## DIRECTION
In the copy, include every entry exactly but none of the images.

(Figure data in JSON)
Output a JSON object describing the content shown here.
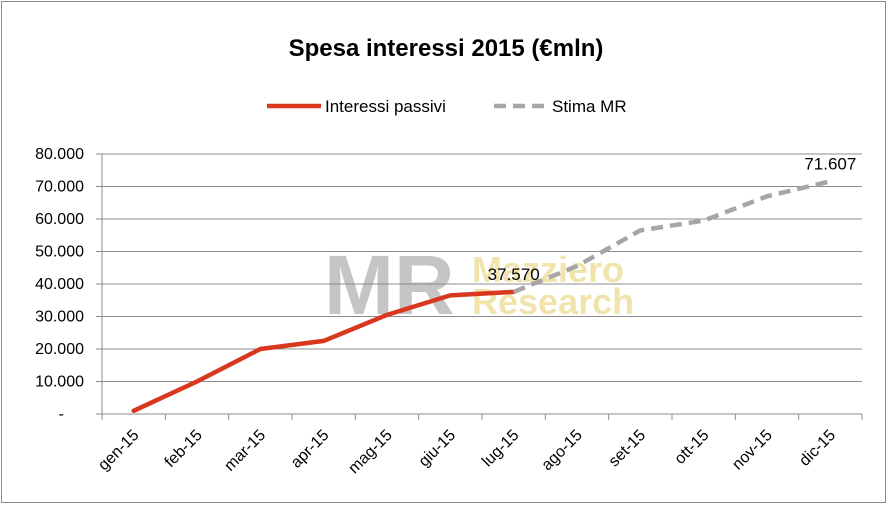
{
  "chart_data": {
    "type": "line",
    "title": "Spesa interessi 2015 (€mln)",
    "categories": [
      "gen-15",
      "feb-15",
      "mar-15",
      "apr-15",
      "mag-15",
      "giu-15",
      "lug-15",
      "ago-15",
      "set-15",
      "ott-15",
      "nov-15",
      "dic-15"
    ],
    "y_tick_labels": [
      "-",
      "10.000",
      "20.000",
      "30.000",
      "40.000",
      "50.000",
      "60.000",
      "70.000",
      "80.000"
    ],
    "ylim": [
      0,
      80000
    ],
    "grid": true,
    "legend_position": "top",
    "series": [
      {
        "name": "Interessi passivi",
        "color": "#d9381e",
        "style": "solid",
        "values": [
          1000,
          10000,
          20000,
          22500,
          30500,
          36500,
          37570,
          null,
          null,
          null,
          null,
          null
        ]
      },
      {
        "name": "Stima MR",
        "color": "#a6a6a6",
        "style": "dashed",
        "values": [
          null,
          null,
          null,
          null,
          null,
          null,
          37570,
          45500,
          56500,
          59500,
          67000,
          71607
        ]
      }
    ],
    "data_labels": [
      {
        "series": 0,
        "index": 6,
        "text": "37.570"
      },
      {
        "series": 1,
        "index": 11,
        "text": "71.607"
      }
    ]
  },
  "watermark": {
    "logo_letters": "MR",
    "line1": "Mazziero",
    "line2": "Research"
  }
}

## RESULT FOR THIS EXERCISE
Output a JSON object describing the content shown here.
{
  "chart_data": {
    "type": "line",
    "title": "Spesa interessi 2015 (€mln)",
    "categories": [
      "gen-15",
      "feb-15",
      "mar-15",
      "apr-15",
      "mag-15",
      "giu-15",
      "lug-15",
      "ago-15",
      "set-15",
      "ott-15",
      "nov-15",
      "dic-15"
    ],
    "y_tick_labels": [
      "-",
      "10.000",
      "20.000",
      "30.000",
      "40.000",
      "50.000",
      "60.000",
      "70.000",
      "80.000"
    ],
    "ylim": [
      0,
      80000
    ],
    "grid": true,
    "legend_position": "top",
    "series": [
      {
        "name": "Interessi passivi",
        "color": "#d9381e",
        "style": "solid",
        "values": [
          1000,
          10000,
          20000,
          22500,
          30500,
          36500,
          37570,
          null,
          null,
          null,
          null,
          null
        ]
      },
      {
        "name": "Stima MR",
        "color": "#a6a6a6",
        "style": "dashed",
        "values": [
          null,
          null,
          null,
          null,
          null,
          null,
          37570,
          45500,
          56500,
          59500,
          67000,
          71607
        ]
      }
    ],
    "data_labels": [
      {
        "series": 0,
        "index": 6,
        "text": "37.570"
      },
      {
        "series": 1,
        "index": 11,
        "text": "71.607"
      }
    ]
  },
  "watermark": {
    "logo_letters": "MR",
    "line1": "Mazziero",
    "line2": "Research"
  }
}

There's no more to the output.